* [The task]: Read through the data and count the lines that contain the string "занятий"; give only the result.

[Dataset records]
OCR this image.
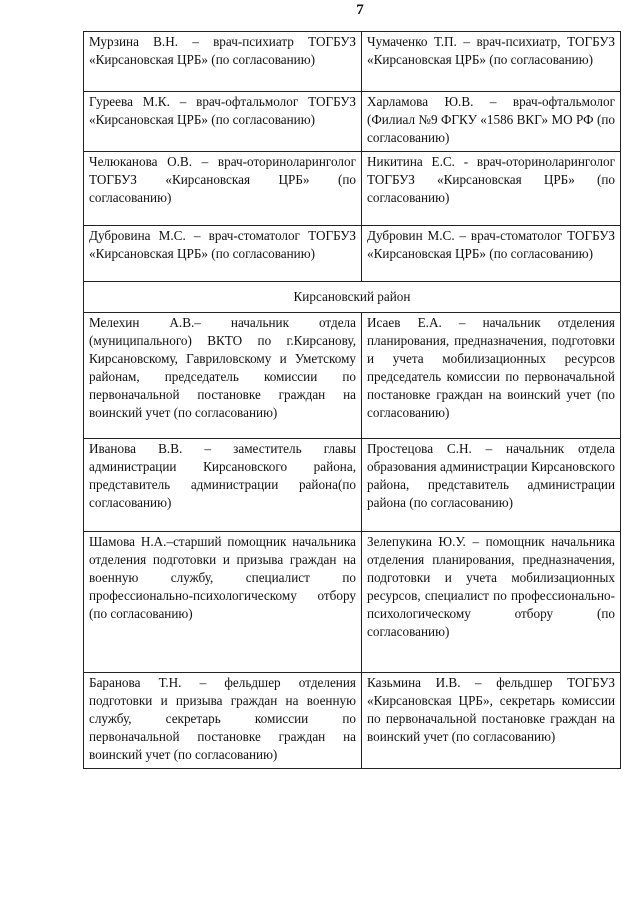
7
Мурзина В.Н. – врач-психиатр ТОГБУЗ «Кирсановская ЦРБ» (по согласованию)	Чумаченко Т.П. – врач-психиатр, ТОГБУЗ «Кирсановская ЦРБ» (по согласованию)
Гуреева М.К. – врач-офтальмолог ТОГБУЗ «Кирсановская ЦРБ» (по согласованию)	Харламова Ю.В. – врач-офтальмолог (Филиал №9 ФГКУ «1586 ВКГ» МО РФ (по согласованию)
Челюканова О.В. – врач-оториноларинголог ТОГБУЗ «Кирсановская ЦРБ» (по согласованию)	Никитина Е.С. - врач-оториноларинголог ТОГБУЗ «Кирсановская ЦРБ» (по согласованию)
Дубровина М.С. – врач-стоматолог ТОГБУЗ «Кирсановская ЦРБ» (по согласованию)	Дубровин М.С. – врач-стоматолог ТОГБУЗ «Кирсановская ЦРБ» (по согласованию)
Кирсановский район	
Мелехин А.В.– начальник отдела (муниципального) ВКТО по г.Кирсанову, Кирсановскому, Гавриловскому и Уметскому районам, председатель комиссии по первоначальной постановке граждан на воинский учет (по согласованию)	Исаев Е.А. – начальник отделения планирования, предназначения, подготовки и учета мобилизационных ресурсов председатель комиссии по первоначальной постановке граждан на воинский учет (по согласованию)
Иванова В.В. – заместитель главы администрации Кирсановского района, представитель администрации района(по согласованию)	Простецова С.Н. – начальник отдела образования администрации Кирсановского района, представитель администрации района (по согласованию)
Шамова Н.А.–старший помощник начальника отделения подготовки и призыва граждан на военную службу, специалист по профессионально-психологическому отбору (по согласованию)	Зелепукина Ю.У. – помощник начальника отделения планирования, предназначения, подготовки и учета мобилизационных ресурсов, специалист по профессионально-психологическому отбору (по согласованию)
Баранова Т.Н. – фельдшер отделения подготовки и призыва граждан на военную службу, секретарь комиссии по первоначальной постановке граждан на воинский учет (по согласованию)	Казьмина И.В. – фельдшер ТОГБУЗ «Кирсановская ЦРБ», секретарь комиссии по первоначальной постановке граждан на воинский учет (по согласованию)
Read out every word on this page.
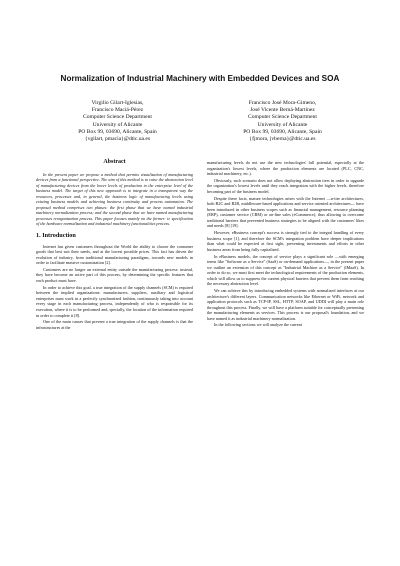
Normalization of Industrial Machinery with Embedded Devices and SOA
Virgilio Gilart-Iglesias,
Francisco Maciá-Pérez
Computer Science Department
University of Alicante
PO Box 99, 03690, Alicante, Spain
{vgilart, pmacia}@dtic.ua.es
Francisco José Mora-Gimeno,
José Vicente Berná-Martínez
Computer Science Department
University of Alicante
PO Box 99, 03690, Alicante, Spain
{fjmora, jvberna}@dtic.ua.es
Abstract

In the present paper we propose a method that permits visualization of manufacturing devices from a functional perspective. The aim of this method is to raise the abstraction level of manufacturing devices from the lower levels of production to the enterprise level of the business model. The target of this new approach is to integrate in a transparent way the resources, processes and, in general, the business logic of manufacturing levels using existing business models and achieving business continuity and process automation. The proposal method comprises two phases: the first phase that we have named industrial machinery normalization process; and the second phase that we have named manufacturing processes reorganization process. This paper focuses mainly on the former: ie specification of the hardware normalization and industrial machinery functionalities process.

1. Introduction

Internet has given customers throughout the World the ability to choose the consumer goods that best suit their needs, and at the lowest possible prices. This fact has driven the evolution of industry, from traditional manufacturing paradigms, towards new models in order to facilitate massive customization [2].

Customers are no longer an external entity outside the manufacturing process: instead, they have become an active part of this process, by determining the specific features that each product must have.

In order to achieve this goal, a true integration of the supply channels (SCM) is required between the implied organizations: manufacturers, suppliers, auxiliary and logistical enterprises must work in a perfectly synchronized fashion, continuously taking into account every stage in each manufacturing process, independently of who is responsible for its execution, where it is to be performed and, specially, the location of the information required in order to complete it [8].

One of the main causes that prevent a true integration of the supply channels is that the infrastructures at the

manufacturing levels do not use the new technologies' full potential, especially at the organization's lowest levels, where the production elements are located (PLC, CNC, industrial machinery, etc.).

Obviously, such scenario does not allow deploying abstraction tiers in order to upgrade the organization's lowest levels until they reach integration with the higher levels, therefore becoming part of the business model.

Despite these facts, mature technologies arises with the Internet —n-tier architectures, both B2C and B2B, middleware-based applications and service oriented architectures— have been introduced in other business scopes such as financial management, resource planning (ERP), customer service (CRM) or on-line sales (eCommerce), thus allowing to overcome traditional barriers that prevented business strategies to be aligned with the customers' likes and needs [8] [19].

However, eBusiness concept's success is strongly tied to the integral handling of every business scope [1], and therefore the SCM's integration problem have deeper implications than what could be expected at first sight, preventing investments and efforts in other business areas from being fully capitalized.

In eBusiness models, the concept of service plays a significant role —with emerging terms like "Software as a Service" (SaaS) or on-demand applications—, in the present paper we outline an extension of this concept as "Industrial Machine as a Service" (IMaaS). In order to do so, we must first meet the technological requirements of the production elements, which will allow us to suppress the current physical barriers that prevent them from reaching the necessary abstraction level.

We can achieve this by introducing embedded systems with normalized interfaces at our architecture's different layers. Communication networks like Ethernet or WiFi, network and application protocols such as TCP-IP, SSL, HTTP, SOAP, and UDDI will play a main role throughout this process. Finally, we will have a platform suitable for conceptually presenting the manufacturing elements as services. This process is our proposal's foundation, and we have named it as industrial machinery normalization.

In the following sections we will analyze the current
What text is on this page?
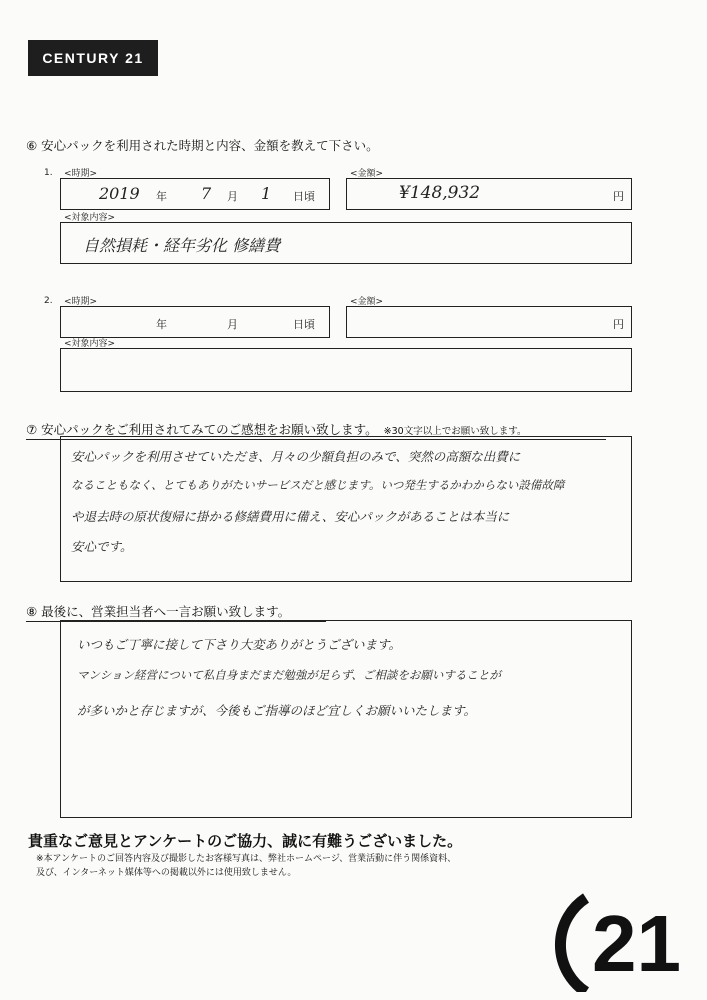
CENTURY 21
⑥ 安心パックを利用された時期と内容、金額を教えて下さい。
1. <時期>
2019 年 7 月 1 日頃
<金額>
¥148,932	円
<対象内容>
自然損耗・経年劣化 修繕費
2. <時期>
年	月	日頃
<金額>
円
<対象内容>
⑦ 安心パックをご利用されてみてのご感想をお願い致します。 ※30文字以上でお願い致します。
安心パックを利用させていただき、月々の少額負担のみで、突然の高額な出費に
なることもなく、とてもありがたいサービスだと感じます。いつ発生するかわからない設備故障
や退去時の原状復帰に掛かる修繕費用に備え、安心パックがあることは本当に
安心です。
⑧ 最後に、営業担当者へ一言お願い致します。
いつもご丁寧に接して下さり大変ありがとうございます。
マンション経営について私自身まだまだ勉強が足らず、ご相談をお願いすることが
が多いかと存じますが、今後もご指導のほど宜しくお願いいたします。
貴重なご意見とアンケートのご協力、誠に有難うございました。
※本アンケートのご回答内容及び撮影したお客様写真は、弊社ホームページ、営業活動に伴う関係資料、
及び、インターネット媒体等への掲載以外には使用致しません。
21
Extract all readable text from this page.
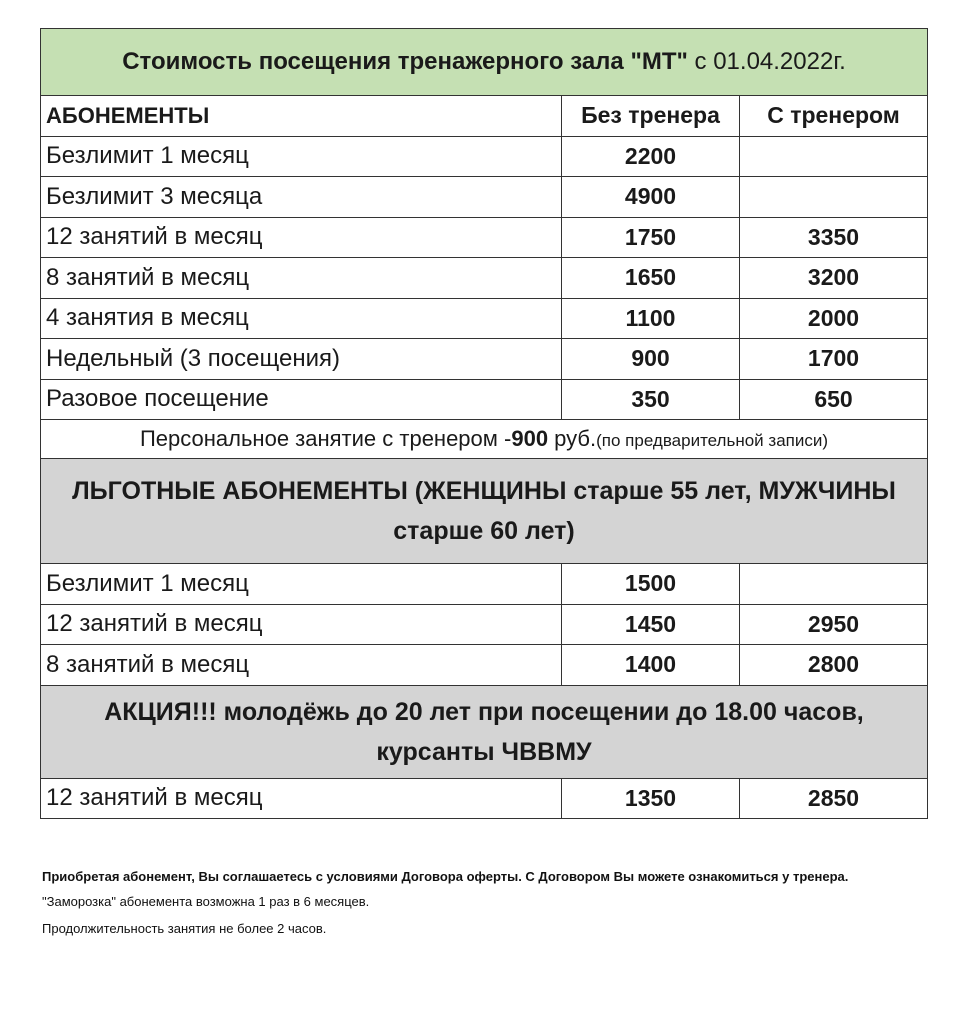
Стоимость посещения тренажерного зала "МТ" с 01.04.2022г.		
АБОНЕМЕНТЫ	Без тренера	С тренером
Безлимит 1 месяц	2200	
Безлимит 3 месяца	4900	
12 занятий в месяц	1750	3350
8 занятий в месяц	1650	3200
4 занятия в месяц	1100	2000
Недельный (3 посещения)	900	1700
Разовое посещение	350	650
Персональное занятие с тренером -900 руб.(по предварительной записи)		
ЛЬГОТНЫЕ АБОНЕМЕНТЫ (ЖЕНЩИНЫ старше 55 лет, МУЖЧИНЫ старше 60 лет)		
Безлимит 1 месяц	1500	
12 занятий в месяц	1450	2950
8 занятий в месяц	1400	2800
АКЦИЯ!!! молодёжь до 20 лет при посещении до 18.00 часов, курсанты ЧВВМУ		
12 занятий в месяц	1350	2850

Приобретая абонемент, Вы соглашаетесь с условиями Договора оферты. С Договором Вы можете ознакомиться у тренера.

"Заморозка" абонемента возможна 1 раз в 6 месяцев.

Продолжительность занятия не более 2 часов.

* [Complete answer]: 5